Given instruction >> Extract all of the entries and give them again, word for word.

Exercise input >>
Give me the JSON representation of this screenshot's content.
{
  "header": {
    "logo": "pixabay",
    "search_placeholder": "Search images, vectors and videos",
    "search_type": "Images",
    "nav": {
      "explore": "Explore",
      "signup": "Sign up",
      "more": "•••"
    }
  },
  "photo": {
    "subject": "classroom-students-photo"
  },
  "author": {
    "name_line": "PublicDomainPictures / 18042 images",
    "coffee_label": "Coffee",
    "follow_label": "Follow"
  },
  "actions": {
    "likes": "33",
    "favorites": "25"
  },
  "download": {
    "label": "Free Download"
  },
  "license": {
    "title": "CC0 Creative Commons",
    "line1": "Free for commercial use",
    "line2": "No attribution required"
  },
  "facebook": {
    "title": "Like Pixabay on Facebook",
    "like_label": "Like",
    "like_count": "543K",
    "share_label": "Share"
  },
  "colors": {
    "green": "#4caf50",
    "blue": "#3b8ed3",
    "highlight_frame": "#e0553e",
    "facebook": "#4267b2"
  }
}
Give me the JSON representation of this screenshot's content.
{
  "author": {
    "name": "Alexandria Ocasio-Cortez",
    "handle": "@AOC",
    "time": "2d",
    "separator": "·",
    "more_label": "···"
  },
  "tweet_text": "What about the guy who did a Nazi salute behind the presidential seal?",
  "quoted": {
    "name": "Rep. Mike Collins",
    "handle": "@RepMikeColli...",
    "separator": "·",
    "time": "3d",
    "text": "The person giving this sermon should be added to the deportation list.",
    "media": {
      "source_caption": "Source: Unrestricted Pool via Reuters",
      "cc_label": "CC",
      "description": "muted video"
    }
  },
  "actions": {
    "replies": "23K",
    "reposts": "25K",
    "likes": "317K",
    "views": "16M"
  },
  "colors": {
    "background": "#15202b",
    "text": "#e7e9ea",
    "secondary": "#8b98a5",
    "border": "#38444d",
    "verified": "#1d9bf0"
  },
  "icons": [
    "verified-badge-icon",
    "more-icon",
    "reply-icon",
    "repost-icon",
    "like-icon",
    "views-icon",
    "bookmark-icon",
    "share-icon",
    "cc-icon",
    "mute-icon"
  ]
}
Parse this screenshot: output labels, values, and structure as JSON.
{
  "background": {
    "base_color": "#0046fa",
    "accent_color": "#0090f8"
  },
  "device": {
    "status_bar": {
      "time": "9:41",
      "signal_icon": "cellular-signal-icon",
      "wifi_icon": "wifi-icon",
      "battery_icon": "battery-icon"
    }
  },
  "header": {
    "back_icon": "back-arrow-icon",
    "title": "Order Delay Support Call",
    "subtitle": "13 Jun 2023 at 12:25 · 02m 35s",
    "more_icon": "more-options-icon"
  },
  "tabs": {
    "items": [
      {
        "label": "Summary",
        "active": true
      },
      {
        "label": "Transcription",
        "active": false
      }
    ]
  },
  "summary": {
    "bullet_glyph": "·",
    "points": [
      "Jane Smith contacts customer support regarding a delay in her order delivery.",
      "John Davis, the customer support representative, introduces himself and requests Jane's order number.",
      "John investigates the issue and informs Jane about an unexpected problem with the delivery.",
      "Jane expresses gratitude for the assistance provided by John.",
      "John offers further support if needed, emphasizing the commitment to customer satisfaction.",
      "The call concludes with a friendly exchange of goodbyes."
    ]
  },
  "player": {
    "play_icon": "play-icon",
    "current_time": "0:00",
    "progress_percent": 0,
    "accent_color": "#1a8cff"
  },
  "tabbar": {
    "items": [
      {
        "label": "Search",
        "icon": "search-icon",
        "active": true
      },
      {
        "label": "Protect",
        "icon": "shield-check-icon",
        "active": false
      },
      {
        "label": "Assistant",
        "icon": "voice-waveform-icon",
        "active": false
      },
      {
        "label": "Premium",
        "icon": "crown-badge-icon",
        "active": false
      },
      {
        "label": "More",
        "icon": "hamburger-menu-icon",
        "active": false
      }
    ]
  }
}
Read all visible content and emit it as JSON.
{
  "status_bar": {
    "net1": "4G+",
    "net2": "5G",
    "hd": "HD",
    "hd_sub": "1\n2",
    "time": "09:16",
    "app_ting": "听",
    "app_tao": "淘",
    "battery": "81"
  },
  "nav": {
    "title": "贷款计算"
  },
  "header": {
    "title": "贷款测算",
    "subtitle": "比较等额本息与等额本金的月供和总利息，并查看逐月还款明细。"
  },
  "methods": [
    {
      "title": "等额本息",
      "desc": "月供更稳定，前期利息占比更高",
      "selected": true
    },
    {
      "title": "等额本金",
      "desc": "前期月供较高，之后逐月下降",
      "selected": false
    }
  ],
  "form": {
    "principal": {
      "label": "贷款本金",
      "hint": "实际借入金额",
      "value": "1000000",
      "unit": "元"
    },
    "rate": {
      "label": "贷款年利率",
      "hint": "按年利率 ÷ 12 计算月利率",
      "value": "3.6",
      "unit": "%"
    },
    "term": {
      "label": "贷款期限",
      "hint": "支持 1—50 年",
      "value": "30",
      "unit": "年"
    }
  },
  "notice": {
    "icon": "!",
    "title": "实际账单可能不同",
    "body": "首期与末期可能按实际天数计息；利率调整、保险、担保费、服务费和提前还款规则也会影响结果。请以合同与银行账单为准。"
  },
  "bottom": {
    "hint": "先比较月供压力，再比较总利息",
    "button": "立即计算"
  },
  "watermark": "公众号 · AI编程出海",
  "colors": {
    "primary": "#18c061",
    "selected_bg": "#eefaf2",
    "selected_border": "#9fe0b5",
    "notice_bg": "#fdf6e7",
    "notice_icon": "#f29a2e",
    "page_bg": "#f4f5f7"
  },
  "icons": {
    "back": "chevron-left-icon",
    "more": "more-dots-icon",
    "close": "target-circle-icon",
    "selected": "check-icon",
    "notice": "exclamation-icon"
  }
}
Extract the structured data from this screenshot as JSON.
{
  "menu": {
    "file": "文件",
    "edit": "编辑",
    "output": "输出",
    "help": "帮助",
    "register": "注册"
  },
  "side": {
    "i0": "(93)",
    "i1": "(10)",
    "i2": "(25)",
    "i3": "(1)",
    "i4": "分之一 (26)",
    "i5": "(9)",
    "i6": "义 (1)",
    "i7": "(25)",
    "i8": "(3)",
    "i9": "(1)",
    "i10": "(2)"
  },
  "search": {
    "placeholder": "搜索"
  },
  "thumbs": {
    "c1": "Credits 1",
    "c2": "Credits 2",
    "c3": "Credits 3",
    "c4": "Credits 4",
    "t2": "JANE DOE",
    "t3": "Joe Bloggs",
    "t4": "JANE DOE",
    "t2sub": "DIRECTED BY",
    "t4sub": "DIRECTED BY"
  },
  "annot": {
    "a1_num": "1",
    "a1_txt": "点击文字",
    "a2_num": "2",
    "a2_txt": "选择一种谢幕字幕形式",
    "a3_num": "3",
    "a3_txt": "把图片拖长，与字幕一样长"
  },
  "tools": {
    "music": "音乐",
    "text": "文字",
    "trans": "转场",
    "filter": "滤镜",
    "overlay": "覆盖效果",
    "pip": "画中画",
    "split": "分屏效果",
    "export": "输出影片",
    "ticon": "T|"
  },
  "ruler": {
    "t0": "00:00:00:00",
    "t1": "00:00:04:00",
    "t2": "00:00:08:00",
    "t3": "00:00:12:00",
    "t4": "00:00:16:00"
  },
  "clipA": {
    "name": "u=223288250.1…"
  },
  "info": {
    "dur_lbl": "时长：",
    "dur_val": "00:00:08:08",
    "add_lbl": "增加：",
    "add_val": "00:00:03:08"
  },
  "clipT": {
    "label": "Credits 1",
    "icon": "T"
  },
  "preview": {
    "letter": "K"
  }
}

Written solution >>
Give me the JSON representation of this screenshot's content.
{
  "header": {
    "logo": "pixabay",
    "search_placeholder": "Search images, vectors and videos",
    "search_type": "Images",
    "nav": {
      "explore": "Explore",
      "signup": "Sign up",
      "more": "•••"
    }
  },
  "photo": {
    "subject": "classroom-students-photo"
  },
  "author": {
    "name_line": "PublicDomainPictures / 18042 images",
    "coffee_label": "Coffee",
    "follow_label": "Follow"
  },
  "actions": {
    "likes": "33",
    "favorites": "25"
  },
  "download": {
    "label": "Free Download"
  },
  "license": {
    "title": "CC0 Creative Commons",
    "line1": "Free for commercial use",
    "line2": "No attribution required"
  },
  "facebook": {
    "title": "Like Pixabay on Facebook",
    "like_label": "Like",
    "like_count": "543K",
    "share_label": "Share"
  },
  "colors": {
    "green": "#4caf50",
    "blue": "#3b8ed3",
    "highlight_frame": "#e0553e",
    "facebook": "#4267b2"
  }
}
Give me the JSON representation of this screenshot's content.
{
  "author": {
    "name": "Alexandria Ocasio-Cortez",
    "handle": "@AOC",
    "time": "2d",
    "separator": "·",
    "more_label": "···"
  },
  "tweet_text": "What about the guy who did a Nazi salute behind the presidential seal?",
  "quoted": {
    "name": "Rep. Mike Collins",
    "handle": "@RepMikeColli...",
    "separator": "·",
    "time": "3d",
    "text": "The person giving this sermon should be added to the deportation list.",
    "media": {
      "source_caption": "Source: Unrestricted Pool via Reuters",
      "cc_label": "CC",
      "description": "muted video"
    }
  },
  "actions": {
    "replies": "23K",
    "reposts": "25K",
    "likes": "317K",
    "views": "16M"
  },
  "colors": {
    "background": "#15202b",
    "text": "#e7e9ea",
    "secondary": "#8b98a5",
    "border": "#38444d",
    "verified": "#1d9bf0"
  },
  "icons": [
    "verified-badge-icon",
    "more-icon",
    "reply-icon",
    "repost-icon",
    "like-icon",
    "views-icon",
    "bookmark-icon",
    "share-icon",
    "cc-icon",
    "mute-icon"
  ]
}
Parse this screenshot: output labels, values, and structure as JSON.
{
  "background": {
    "base_color": "#0046fa",
    "accent_color": "#0090f8"
  },
  "device": {
    "status_bar": {
      "time": "9:41",
      "signal_icon": "cellular-signal-icon",
      "wifi_icon": "wifi-icon",
      "battery_icon": "battery-icon"
    }
  },
  "header": {
    "back_icon": "back-arrow-icon",
    "title": "Order Delay Support Call",
    "subtitle": "13 Jun 2023 at 12:25 · 02m 35s",
    "more_icon": "more-options-icon"
  },
  "tabs": {
    "items": [
      {
        "label": "Summary",
        "active": true
      },
      {
        "label": "Transcription",
        "active": false
      }
    ]
  },
  "summary": {
    "bullet_glyph": "·",
    "points": [
      "Jane Smith contacts customer support regarding a delay in her order delivery.",
      "John Davis, the customer support representative, introduces himself and requests Jane's order number.",
      "John investigates the issue and informs Jane about an unexpected problem with the delivery.",
      "Jane expresses gratitude for the assistance provided by John.",
      "John offers further support if needed, emphasizing the commitment to customer satisfaction.",
      "The call concludes with a friendly exchange of goodbyes."
    ]
  },
  "player": {
    "play_icon": "play-icon",
    "current_time": "0:00",
    "progress_percent": 0,
    "accent_color": "#1a8cff"
  },
  "tabbar": {
    "items": [
      {
        "label": "Search",
        "icon": "search-icon",
        "active": true
      },
      {
        "label": "Protect",
        "icon": "shield-check-icon",
        "active": false
      },
      {
        "label": "Assistant",
        "icon": "voice-waveform-icon",
        "active": false
      },
      {
        "label": "Premium",
        "icon": "crown-badge-icon",
        "active": false
      },
      {
        "label": "More",
        "icon": "hamburger-menu-icon",
        "active": false
      }
    ]
  }
}
Read all visible content and emit it as JSON.
{
  "status_bar": {
    "net1": "4G+",
    "net2": "5G",
    "hd": "HD",
    "hd_sub": "1\n2",
    "time": "09:16",
    "app_ting": "听",
    "app_tao": "淘",
    "battery": "81"
  },
  "nav": {
    "title": "贷款计算"
  },
  "header": {
    "title": "贷款测算",
    "subtitle": "比较等额本息与等额本金的月供和总利息，并查看逐月还款明细。"
  },
  "methods": [
    {
      "title": "等额本息",
      "desc": "月供更稳定，前期利息占比更高",
      "selected": true
    },
    {
      "title": "等额本金",
      "desc": "前期月供较高，之后逐月下降",
      "selected": false
    }
  ],
  "form": {
    "principal": {
      "label": "贷款本金",
      "hint": "实际借入金额",
      "value": "1000000",
      "unit": "元"
    },
    "rate": {
      "label": "贷款年利率",
      "hint": "按年利率 ÷ 12 计算月利率",
      "value": "3.6",
      "unit": "%"
    },
    "term": {
      "label": "贷款期限",
      "hint": "支持 1—50 年",
      "value": "30",
      "unit": "年"
    }
  },
  "notice": {
    "icon": "!",
    "title": "实际账单可能不同",
    "body": "首期与末期可能按实际天数计息；利率调整、保险、担保费、服务费和提前还款规则也会影响结果。请以合同与银行账单为准。"
  },
  "bottom": {
    "hint": "先比较月供压力，再比较总利息",
    "button": "立即计算"
  },
  "watermark": "公众号 · AI编程出海",
  "colors": {
    "primary": "#18c061",
    "selected_bg": "#eefaf2",
    "selected_border": "#9fe0b5",
    "notice_bg": "#fdf6e7",
    "notice_icon": "#f29a2e",
    "page_bg": "#f4f5f7"
  },
  "icons": {
    "back": "chevron-left-icon",
    "more": "more-dots-icon",
    "close": "target-circle-icon",
    "selected": "check-icon",
    "notice": "exclamation-icon"
  }
}
Extract the structured data from this screenshot as JSON.
{
  "menu": {
    "file": "文件",
    "edit": "编辑",
    "output": "输出",
    "help": "帮助",
    "register": "注册"
  },
  "side": {
    "i0": "(93)",
    "i1": "(10)",
    "i2": "(25)",
    "i3": "(1)",
    "i4": "分之一 (26)",
    "i5": "(9)",
    "i6": "义 (1)",
    "i7": "(25)",
    "i8": "(3)",
    "i9": "(1)",
    "i10": "(2)"
  },
  "search": {
    "placeholder": "搜索"
  },
  "thumbs": {
    "c1": "Credits 1",
    "c2": "Credits 2",
    "c3": "Credits 3",
    "c4": "Credits 4",
    "t2": "JANE DOE",
    "t3": "Joe Bloggs",
    "t4": "JANE DOE",
    "t2sub": "DIRECTED BY",
    "t4sub": "DIRECTED BY"
  },
  "annot": {
    "a1_num": "1",
    "a1_txt": "点击文字",
    "a2_num": "2",
    "a2_txt": "选择一种谢幕字幕形式",
    "a3_num": "3",
    "a3_txt": "把图片拖长，与字幕一样长"
  },
  "tools": {
    "music": "音乐",
    "text": "文字",
    "trans": "转场",
    "filter": "滤镜",
    "overlay": "覆盖效果",
    "pip": "画中画",
    "split": "分屏效果",
    "export": "输出影片",
    "ticon": "T|"
  },
  "ruler": {
    "t0": "00:00:00:00",
    "t1": "00:00:04:00",
    "t2": "00:00:08:00",
    "t3": "00:00:12:00",
    "t4": "00:00:16:00"
  },
  "clipA": {
    "name": "u=223288250.1…"
  },
  "info": {
    "dur_lbl": "时长：",
    "dur_val": "00:00:08:08",
    "add_lbl": "增加：",
    "add_val": "00:00:03:08"
  },
  "clipT": {
    "label": "Credits 1",
    "icon": "T"
  },
  "preview": {
    "letter": "K"
  }
}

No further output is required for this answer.